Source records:
>> start
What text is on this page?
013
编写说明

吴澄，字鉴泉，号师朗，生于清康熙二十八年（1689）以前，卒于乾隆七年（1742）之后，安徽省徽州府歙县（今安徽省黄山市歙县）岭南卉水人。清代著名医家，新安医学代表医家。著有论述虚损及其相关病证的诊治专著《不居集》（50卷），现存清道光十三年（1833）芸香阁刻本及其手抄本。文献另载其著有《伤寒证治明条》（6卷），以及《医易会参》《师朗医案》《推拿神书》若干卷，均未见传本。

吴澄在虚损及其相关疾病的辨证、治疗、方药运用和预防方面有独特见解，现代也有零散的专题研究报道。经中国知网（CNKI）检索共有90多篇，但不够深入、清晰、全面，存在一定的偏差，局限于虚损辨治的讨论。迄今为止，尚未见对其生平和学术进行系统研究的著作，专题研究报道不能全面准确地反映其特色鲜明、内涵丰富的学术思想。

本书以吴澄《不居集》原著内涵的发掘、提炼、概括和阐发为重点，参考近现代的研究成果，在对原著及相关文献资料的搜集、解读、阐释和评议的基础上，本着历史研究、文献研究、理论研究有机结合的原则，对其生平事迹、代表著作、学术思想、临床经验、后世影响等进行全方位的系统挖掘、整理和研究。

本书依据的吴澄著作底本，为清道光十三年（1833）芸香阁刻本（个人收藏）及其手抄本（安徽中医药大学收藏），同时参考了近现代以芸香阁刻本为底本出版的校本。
>> end
>> start
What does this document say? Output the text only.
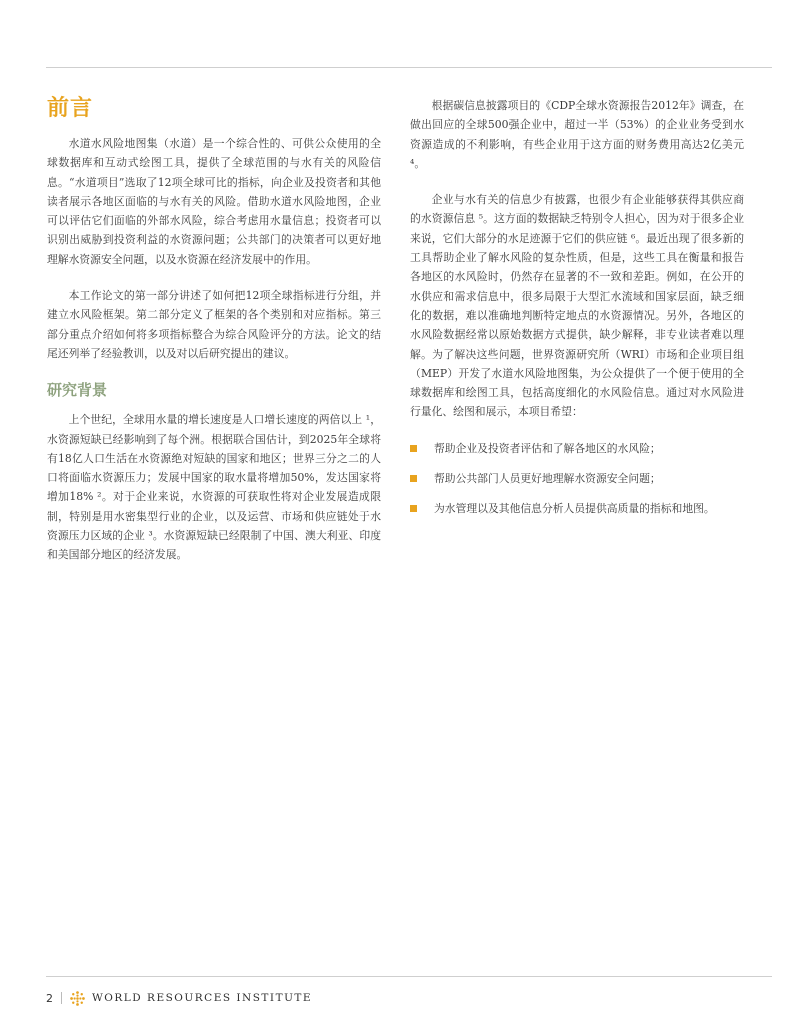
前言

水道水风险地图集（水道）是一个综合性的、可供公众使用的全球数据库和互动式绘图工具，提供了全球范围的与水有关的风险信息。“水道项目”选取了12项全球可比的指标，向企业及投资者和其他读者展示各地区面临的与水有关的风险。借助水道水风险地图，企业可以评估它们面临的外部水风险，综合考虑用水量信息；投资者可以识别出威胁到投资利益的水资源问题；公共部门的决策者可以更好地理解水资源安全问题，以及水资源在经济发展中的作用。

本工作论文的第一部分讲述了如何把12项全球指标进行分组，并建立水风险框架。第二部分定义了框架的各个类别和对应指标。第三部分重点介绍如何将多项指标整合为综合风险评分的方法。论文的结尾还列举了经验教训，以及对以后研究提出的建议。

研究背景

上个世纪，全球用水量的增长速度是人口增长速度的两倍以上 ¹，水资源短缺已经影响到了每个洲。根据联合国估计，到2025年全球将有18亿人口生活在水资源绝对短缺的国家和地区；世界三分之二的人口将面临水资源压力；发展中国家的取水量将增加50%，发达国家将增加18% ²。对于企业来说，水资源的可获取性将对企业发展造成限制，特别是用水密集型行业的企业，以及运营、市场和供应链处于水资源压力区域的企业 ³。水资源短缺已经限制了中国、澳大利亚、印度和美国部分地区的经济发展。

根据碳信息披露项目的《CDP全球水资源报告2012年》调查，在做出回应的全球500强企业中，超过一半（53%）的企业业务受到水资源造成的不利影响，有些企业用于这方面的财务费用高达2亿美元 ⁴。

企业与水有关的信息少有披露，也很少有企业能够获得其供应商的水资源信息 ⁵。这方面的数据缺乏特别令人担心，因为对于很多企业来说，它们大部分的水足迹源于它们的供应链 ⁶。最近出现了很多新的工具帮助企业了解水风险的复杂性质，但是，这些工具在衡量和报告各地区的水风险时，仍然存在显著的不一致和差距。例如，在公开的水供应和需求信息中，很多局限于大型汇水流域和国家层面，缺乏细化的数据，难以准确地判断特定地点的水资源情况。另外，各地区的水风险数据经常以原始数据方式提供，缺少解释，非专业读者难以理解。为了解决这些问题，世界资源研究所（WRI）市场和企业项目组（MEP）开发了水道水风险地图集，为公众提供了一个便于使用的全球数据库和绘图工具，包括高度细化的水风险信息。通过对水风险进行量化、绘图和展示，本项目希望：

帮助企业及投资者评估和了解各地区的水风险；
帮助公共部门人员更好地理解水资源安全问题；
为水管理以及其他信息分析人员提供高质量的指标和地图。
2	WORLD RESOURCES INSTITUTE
>> end
In the entries above, count every line containing the word "this". Write only the total.

2